Dataset items
··········
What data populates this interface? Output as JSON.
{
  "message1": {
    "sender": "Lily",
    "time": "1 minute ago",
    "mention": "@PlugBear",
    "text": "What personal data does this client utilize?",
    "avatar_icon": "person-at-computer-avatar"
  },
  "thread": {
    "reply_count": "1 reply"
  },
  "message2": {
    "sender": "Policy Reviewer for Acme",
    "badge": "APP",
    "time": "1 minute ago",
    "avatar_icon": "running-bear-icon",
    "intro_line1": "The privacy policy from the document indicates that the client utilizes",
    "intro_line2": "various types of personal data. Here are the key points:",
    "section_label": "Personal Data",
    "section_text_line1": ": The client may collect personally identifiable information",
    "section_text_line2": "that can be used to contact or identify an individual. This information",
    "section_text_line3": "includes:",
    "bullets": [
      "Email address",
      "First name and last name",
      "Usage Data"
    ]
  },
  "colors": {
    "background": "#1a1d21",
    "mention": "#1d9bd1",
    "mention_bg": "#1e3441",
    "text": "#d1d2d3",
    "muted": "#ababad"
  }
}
··········
Given task: Each line in the material above must be retyped without alteration.

Task solution:
What data populates this interface? Output as JSON.
{
  "message1": {
    "sender": "Lily",
    "time": "1 minute ago",
    "mention": "@PlugBear",
    "text": "What personal data does this client utilize?",
    "avatar_icon": "person-at-computer-avatar"
  },
  "thread": {
    "reply_count": "1 reply"
  },
  "message2": {
    "sender": "Policy Reviewer for Acme",
    "badge": "APP",
    "time": "1 minute ago",
    "avatar_icon": "running-bear-icon",
    "intro_line1": "The privacy policy from the document indicates that the client utilizes",
    "intro_line2": "various types of personal data. Here are the key points:",
    "section_label": "Personal Data",
    "section_text_line1": ": The client may collect personally identifiable information",
    "section_text_line2": "that can be used to contact or identify an individual. This information",
    "section_text_line3": "includes:",
    "bullets": [
      "Email address",
      "First name and last name",
      "Usage Data"
    ]
  },
  "colors": {
    "background": "#1a1d21",
    "mention": "#1d9bd1",
    "mention_bg": "#1e3441",
    "text": "#d1d2d3",
    "muted": "#ababad"
  }
}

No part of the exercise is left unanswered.